*PROBLEM DESCRIPTION*
Pictures do not belong in the copy; quote every entry below exactly.

— BEGIN INPUT RECORDS —

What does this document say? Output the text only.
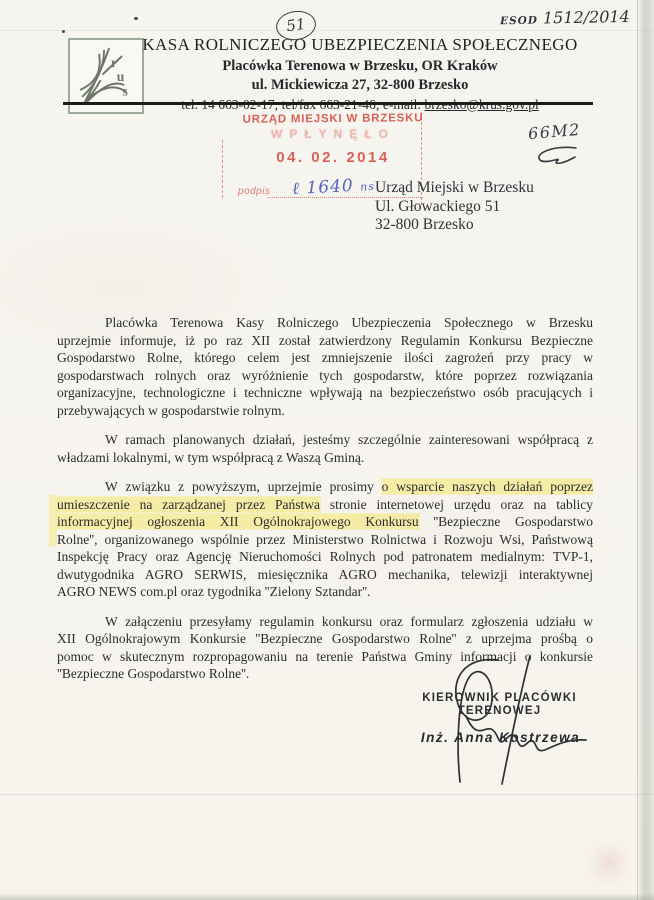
r
u
s
KASA ROLNICZEGO UBEZPIECZENIA SPOŁECZNEGO
Placówka Terenowa w Brzesku, OR Kraków
ul. Mickiewicza 27, 32-800 Brzesko
ESOD 1512/2014
51
66M2
URZĄD MIEJSKI W BRZESKU
WPŁYNĘŁO
04. 02. 2014
podpis ℓ 1640 ns Urząd Miejski w Brzesku
Ul. Głowackiego 51
32-800 Brzesko
Placówka Terenowa Kasy Rolniczego Ubezpieczenia Społecznego w Brzesku
uprzejmie informuje, iż po raz XII został zatwierdzony Regulamin Konkursu Bezpieczne
Gospodarstwo Rolne, którego celem jest zmniejszenie ilości zagrożeń przy pracy w
gospodarstwach rolnych oraz wyróżnienie tych gospodarstw, które poprzez rozwiązania
organizacyjne, technologiczne i techniczne wpływają na bezpieczeństwo osób pracujących i
przebywających w gospodarstwie rolnym.
W ramach planowanych działań, jesteśmy szczególnie zainteresowani współpracą z
władzami lokalnymi, w tym współpracą z Waszą Gminą.
W związku z powyższym, uprzejmie prosimy o wsparcie naszych działań poprzez
umieszczenie na zarządzanej przez Państwa stronie internetowej urzędu oraz na tablicy
informacyjnej ogłoszenia XII Ogólnokrajowego Konkursu ''Bezpieczne Gospodarstwo
Rolne'', organizowanego wspólnie przez Ministerstwo Rolnictwa i Rozwoju Wsi, Państwową
Inspekcję Pracy oraz Agencję Nieruchomości Rolnych pod patronatem medialnym: TVP-1,
dwutygodnika AGRO SERWIS, miesięcznika AGRO mechanika, telewizji interaktywnej
AGRO NEWS com.pl oraz tygodnika ''Zielony Sztandar''.
W załączeniu przesyłamy regulamin konkursu oraz formularz zgłoszenia udziału w
XII Ogólnokrajowym Konkursie ''Bezpieczne Gospodarstwo Rolne'' z uprzejma prośbą o
pomoc w skutecznym rozpropagowaniu na terenie Państwa Gminy informacji o konkursie
''Bezpieczne Gospodarstwo Rolne''.
KIEROWNIK PLACÓWKI
TERENOWEJ
Inż. Anna Kostrzewa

— END INPUT RECORDS —

*FINAL RESULT*
What does this document say? Output the text only.
r
u
s
KASA ROLNICZEGO UBEZPIECZENIA SPOŁECZNEGO
Placówka Terenowa w Brzesku, OR Kraków
ul. Mickiewicza 27, 32-800 Brzesko
ESOD 1512/2014
51
66M2
URZĄD MIEJSKI W BRZESKU
WPŁYNĘŁO
04. 02. 2014
podpis ℓ 1640 ns Urząd Miejski w Brzesku
Ul. Głowackiego 51
32-800 Brzesko
Placówka Terenowa Kasy Rolniczego Ubezpieczenia Społecznego w Brzesku
uprzejmie informuje, iż po raz XII został zatwierdzony Regulamin Konkursu Bezpieczne
Gospodarstwo Rolne, którego celem jest zmniejszenie ilości zagrożeń przy pracy w
gospodarstwach rolnych oraz wyróżnienie tych gospodarstw, które poprzez rozwiązania
organizacyjne, technologiczne i techniczne wpływają na bezpieczeństwo osób pracujących i
przebywających w gospodarstwie rolnym.
W ramach planowanych działań, jesteśmy szczególnie zainteresowani współpracą z
władzami lokalnymi, w tym współpracą z Waszą Gminą.
W związku z powyższym, uprzejmie prosimy o wsparcie naszych działań poprzez
umieszczenie na zarządzanej przez Państwa stronie internetowej urzędu oraz na tablicy
informacyjnej ogłoszenia XII Ogólnokrajowego Konkursu ''Bezpieczne Gospodarstwo
Rolne'', organizowanego wspólnie przez Ministerstwo Rolnictwa i Rozwoju Wsi, Państwową
Inspekcję Pracy oraz Agencję Nieruchomości Rolnych pod patronatem medialnym: TVP-1,
dwutygodnika AGRO SERWIS, miesięcznika AGRO mechanika, telewizji interaktywnej
AGRO NEWS com.pl oraz tygodnika ''Zielony Sztandar''.
W załączeniu przesyłamy regulamin konkursu oraz formularz zgłoszenia udziału w
XII Ogólnokrajowym Konkursie ''Bezpieczne Gospodarstwo Rolne'' z uprzejma prośbą o
pomoc w skutecznym rozpropagowaniu na terenie Państwa Gminy informacji o konkursie
''Bezpieczne Gospodarstwo Rolne''.
KIEROWNIK PLACÓWKI
TERENOWEJ
Inż. Anna Kostrzewa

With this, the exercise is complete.